>>>>>

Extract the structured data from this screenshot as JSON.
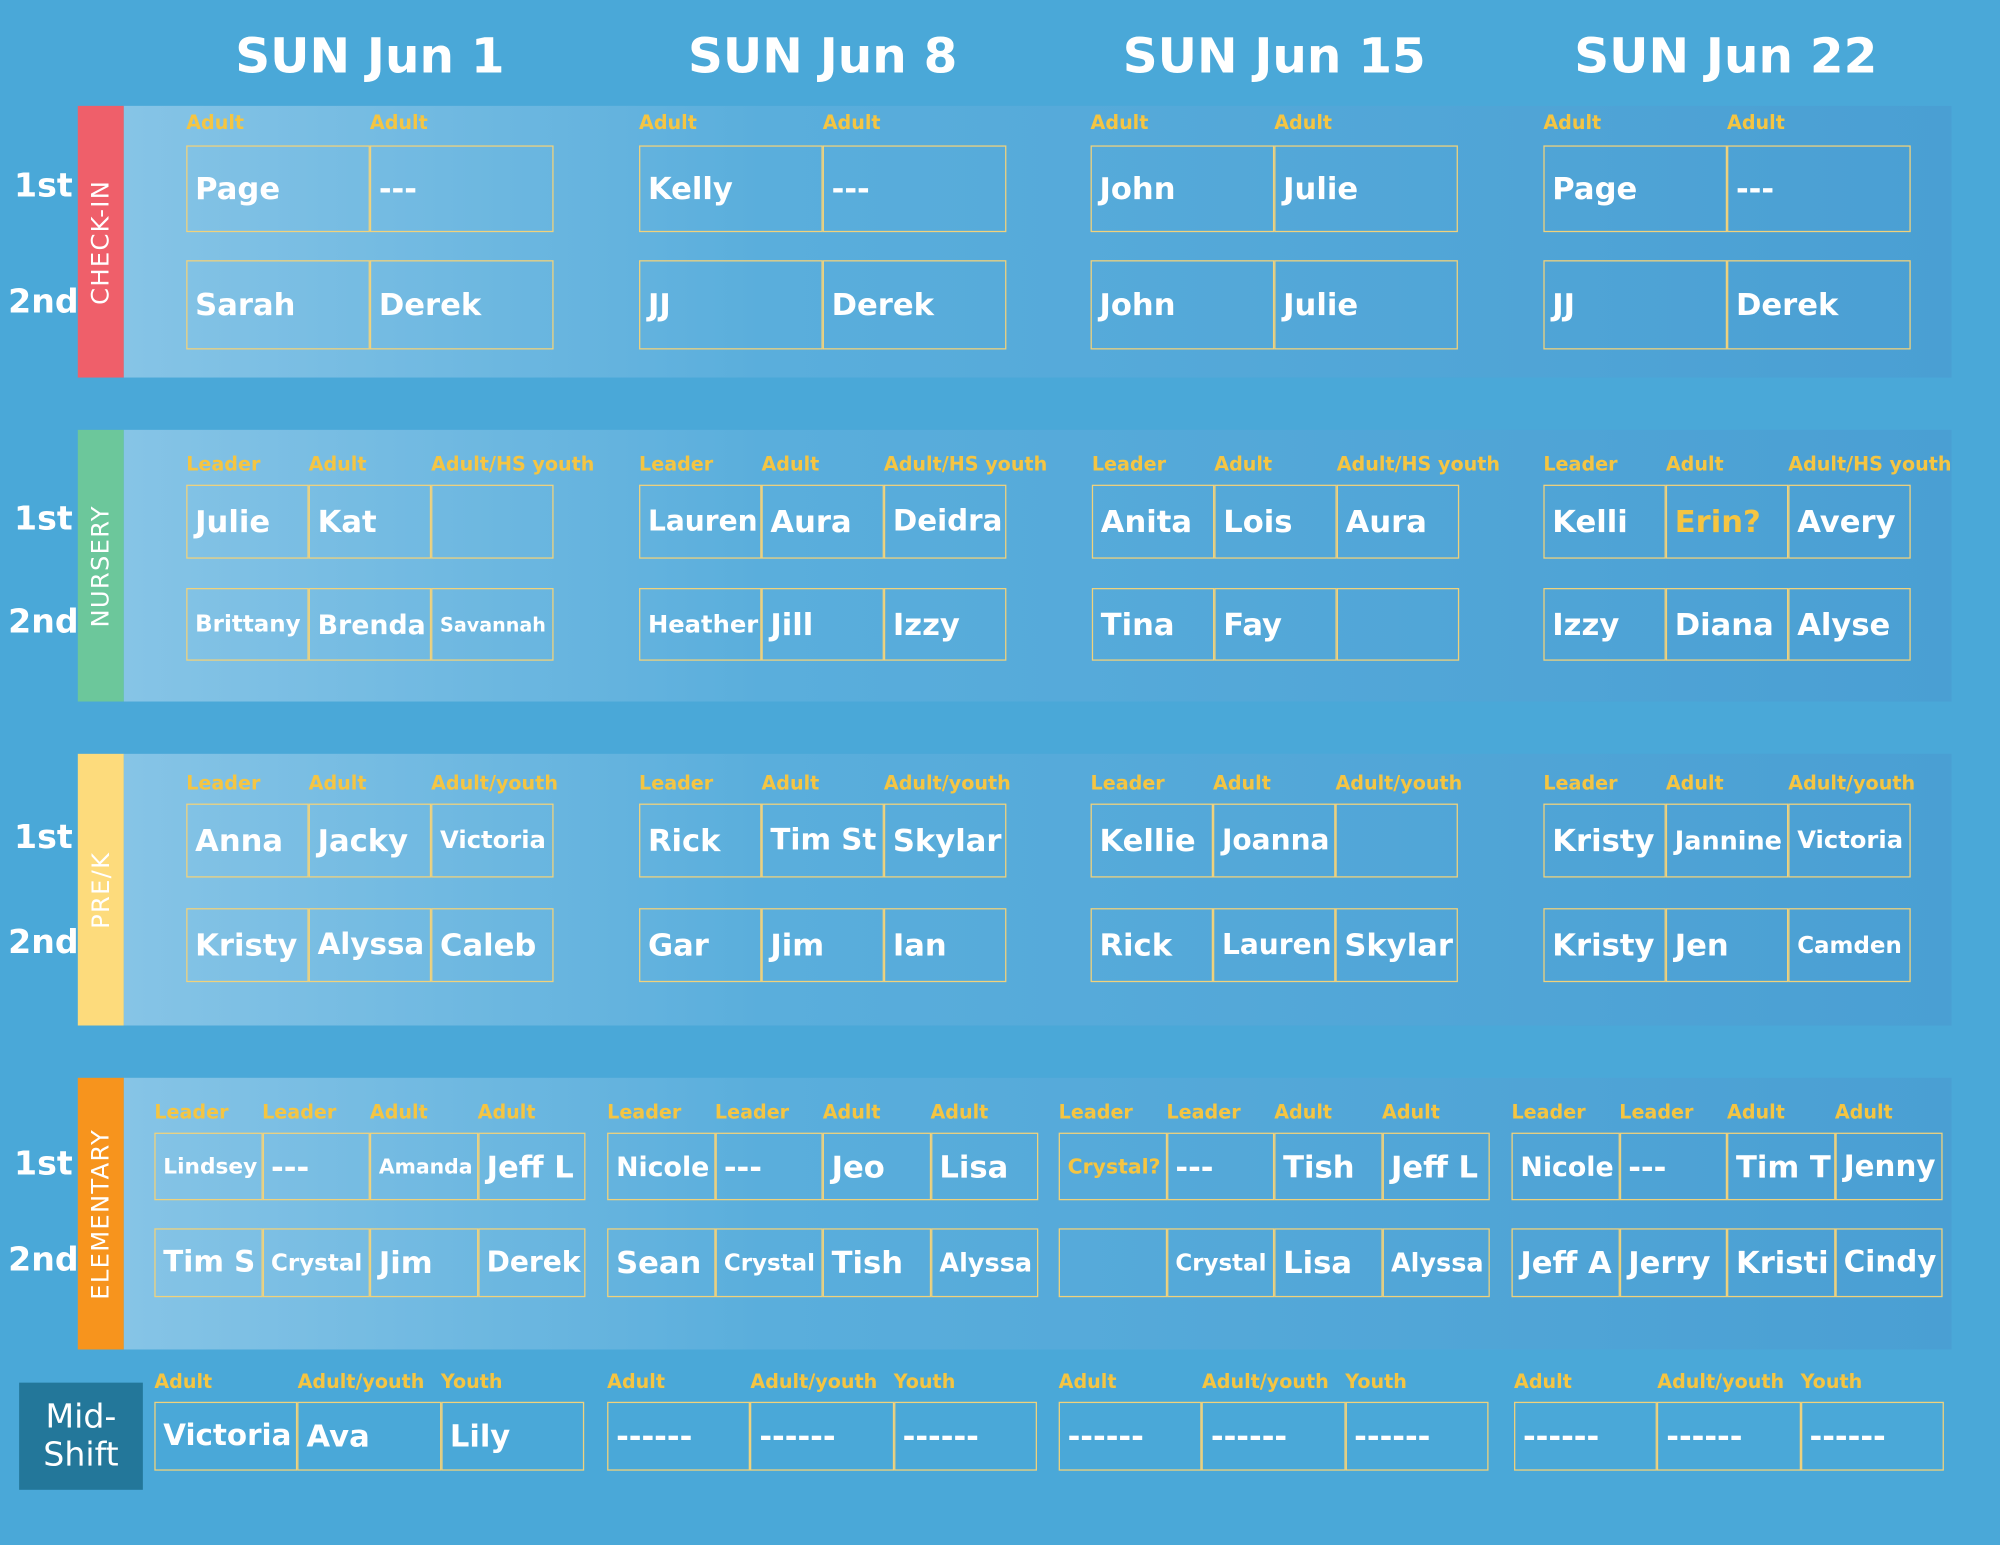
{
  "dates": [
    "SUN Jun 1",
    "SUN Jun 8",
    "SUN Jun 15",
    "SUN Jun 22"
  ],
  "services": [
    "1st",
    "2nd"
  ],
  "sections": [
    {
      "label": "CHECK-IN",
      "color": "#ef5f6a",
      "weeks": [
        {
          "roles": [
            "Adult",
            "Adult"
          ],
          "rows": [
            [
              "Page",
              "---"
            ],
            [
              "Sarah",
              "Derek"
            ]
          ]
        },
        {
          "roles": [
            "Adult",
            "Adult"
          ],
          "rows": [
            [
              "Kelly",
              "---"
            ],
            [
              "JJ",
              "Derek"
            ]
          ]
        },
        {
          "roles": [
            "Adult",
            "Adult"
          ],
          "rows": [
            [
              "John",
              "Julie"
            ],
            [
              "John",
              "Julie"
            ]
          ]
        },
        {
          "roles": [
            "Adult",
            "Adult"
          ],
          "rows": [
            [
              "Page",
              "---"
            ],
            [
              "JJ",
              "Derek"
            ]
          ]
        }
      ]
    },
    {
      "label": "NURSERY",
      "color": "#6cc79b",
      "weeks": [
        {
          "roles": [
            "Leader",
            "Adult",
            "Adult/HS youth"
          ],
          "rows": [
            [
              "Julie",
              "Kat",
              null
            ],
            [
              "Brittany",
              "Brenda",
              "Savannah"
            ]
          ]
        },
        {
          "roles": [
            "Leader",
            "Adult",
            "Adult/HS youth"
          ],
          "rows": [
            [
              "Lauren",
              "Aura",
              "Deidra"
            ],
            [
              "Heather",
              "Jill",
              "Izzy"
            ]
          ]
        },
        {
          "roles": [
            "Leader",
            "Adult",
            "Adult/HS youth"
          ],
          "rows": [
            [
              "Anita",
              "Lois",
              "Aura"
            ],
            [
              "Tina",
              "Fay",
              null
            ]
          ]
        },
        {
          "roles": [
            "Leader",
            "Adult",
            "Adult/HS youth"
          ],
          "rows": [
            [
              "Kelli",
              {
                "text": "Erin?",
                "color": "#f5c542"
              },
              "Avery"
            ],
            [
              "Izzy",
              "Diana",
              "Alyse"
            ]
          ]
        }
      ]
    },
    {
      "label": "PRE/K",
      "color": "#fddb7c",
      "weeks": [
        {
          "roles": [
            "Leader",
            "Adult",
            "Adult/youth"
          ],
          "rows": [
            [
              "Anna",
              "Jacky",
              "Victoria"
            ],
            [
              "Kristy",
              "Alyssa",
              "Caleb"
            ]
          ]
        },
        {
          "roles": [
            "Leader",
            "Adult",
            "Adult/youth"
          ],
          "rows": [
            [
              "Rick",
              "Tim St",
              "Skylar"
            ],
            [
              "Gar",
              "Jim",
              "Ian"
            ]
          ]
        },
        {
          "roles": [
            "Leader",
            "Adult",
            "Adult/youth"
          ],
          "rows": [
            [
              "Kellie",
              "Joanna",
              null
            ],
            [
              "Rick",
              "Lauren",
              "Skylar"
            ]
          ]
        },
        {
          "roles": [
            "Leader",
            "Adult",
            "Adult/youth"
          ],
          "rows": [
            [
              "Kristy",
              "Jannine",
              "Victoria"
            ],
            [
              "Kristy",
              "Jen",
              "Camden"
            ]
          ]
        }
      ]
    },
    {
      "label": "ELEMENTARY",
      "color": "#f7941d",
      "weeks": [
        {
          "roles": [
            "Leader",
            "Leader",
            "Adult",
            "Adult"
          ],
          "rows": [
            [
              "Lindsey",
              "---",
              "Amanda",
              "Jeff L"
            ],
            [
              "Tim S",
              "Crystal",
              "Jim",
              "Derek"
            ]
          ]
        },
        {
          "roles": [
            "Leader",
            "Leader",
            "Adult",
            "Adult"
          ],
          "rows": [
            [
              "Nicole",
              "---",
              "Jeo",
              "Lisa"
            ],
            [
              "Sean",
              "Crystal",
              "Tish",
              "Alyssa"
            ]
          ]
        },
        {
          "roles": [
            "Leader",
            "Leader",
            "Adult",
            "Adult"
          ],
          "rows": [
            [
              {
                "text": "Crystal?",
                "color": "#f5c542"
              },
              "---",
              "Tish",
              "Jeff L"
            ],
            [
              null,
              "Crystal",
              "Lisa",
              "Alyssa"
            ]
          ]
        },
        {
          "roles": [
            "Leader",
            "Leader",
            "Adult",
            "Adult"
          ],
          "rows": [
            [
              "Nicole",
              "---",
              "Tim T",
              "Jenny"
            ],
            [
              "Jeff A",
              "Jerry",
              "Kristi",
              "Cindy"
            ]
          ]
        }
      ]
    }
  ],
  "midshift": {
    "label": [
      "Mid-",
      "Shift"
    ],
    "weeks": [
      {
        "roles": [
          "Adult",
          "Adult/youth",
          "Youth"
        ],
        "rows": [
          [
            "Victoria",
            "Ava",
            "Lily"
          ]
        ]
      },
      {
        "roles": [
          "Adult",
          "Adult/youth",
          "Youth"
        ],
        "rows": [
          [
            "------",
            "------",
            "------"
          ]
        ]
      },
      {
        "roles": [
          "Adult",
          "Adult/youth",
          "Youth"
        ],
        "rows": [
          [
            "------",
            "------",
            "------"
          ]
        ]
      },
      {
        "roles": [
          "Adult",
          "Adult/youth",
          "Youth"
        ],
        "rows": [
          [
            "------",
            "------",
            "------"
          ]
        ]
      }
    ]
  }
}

<<<<<
>>>>>

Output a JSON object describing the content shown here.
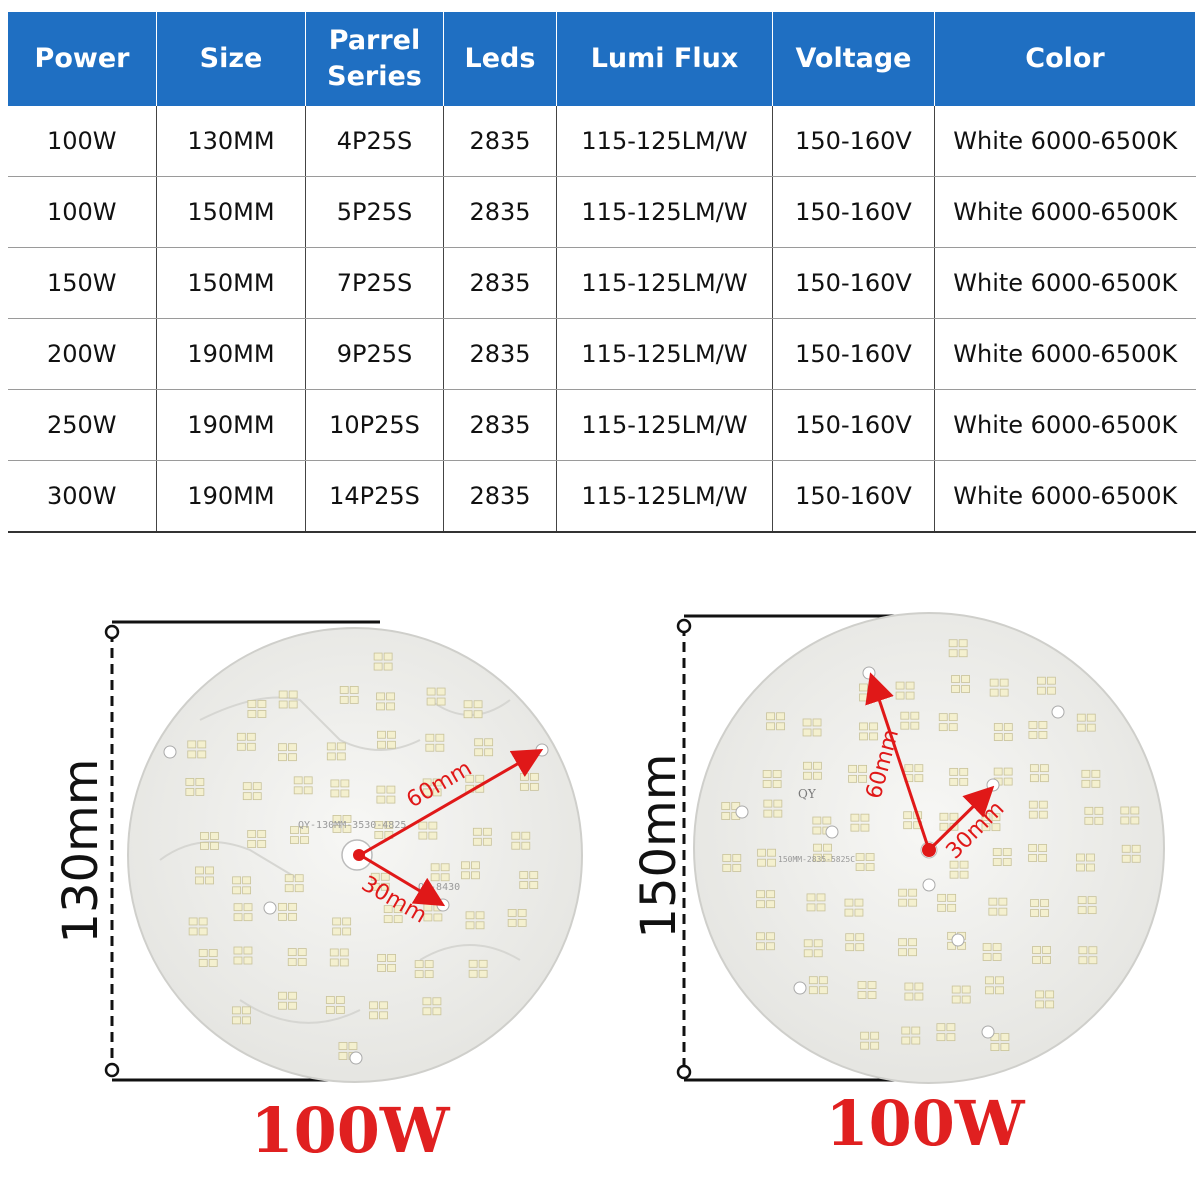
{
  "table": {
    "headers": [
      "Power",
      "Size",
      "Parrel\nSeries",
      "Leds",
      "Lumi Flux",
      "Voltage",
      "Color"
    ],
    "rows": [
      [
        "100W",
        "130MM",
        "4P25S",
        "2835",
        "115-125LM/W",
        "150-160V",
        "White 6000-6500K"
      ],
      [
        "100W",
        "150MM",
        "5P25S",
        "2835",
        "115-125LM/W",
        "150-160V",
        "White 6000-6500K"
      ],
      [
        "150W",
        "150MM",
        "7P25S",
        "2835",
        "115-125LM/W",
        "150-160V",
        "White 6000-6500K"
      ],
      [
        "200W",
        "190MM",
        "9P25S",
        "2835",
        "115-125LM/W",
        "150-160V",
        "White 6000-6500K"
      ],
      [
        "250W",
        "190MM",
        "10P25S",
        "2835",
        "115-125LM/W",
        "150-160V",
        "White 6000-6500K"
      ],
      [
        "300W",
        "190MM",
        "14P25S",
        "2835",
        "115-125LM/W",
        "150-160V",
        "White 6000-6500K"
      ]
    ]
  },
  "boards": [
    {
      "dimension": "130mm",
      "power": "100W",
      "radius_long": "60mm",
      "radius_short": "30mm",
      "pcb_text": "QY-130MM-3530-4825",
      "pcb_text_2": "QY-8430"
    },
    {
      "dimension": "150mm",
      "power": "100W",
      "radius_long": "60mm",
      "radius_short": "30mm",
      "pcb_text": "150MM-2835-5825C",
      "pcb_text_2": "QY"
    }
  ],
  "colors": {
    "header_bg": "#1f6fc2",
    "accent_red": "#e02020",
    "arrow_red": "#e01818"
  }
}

<<<<<

### WHAT THE TASK REQUIRES
Go through the data and count each line that has the word "label", then give the total alone.

### FINAL RESULT
5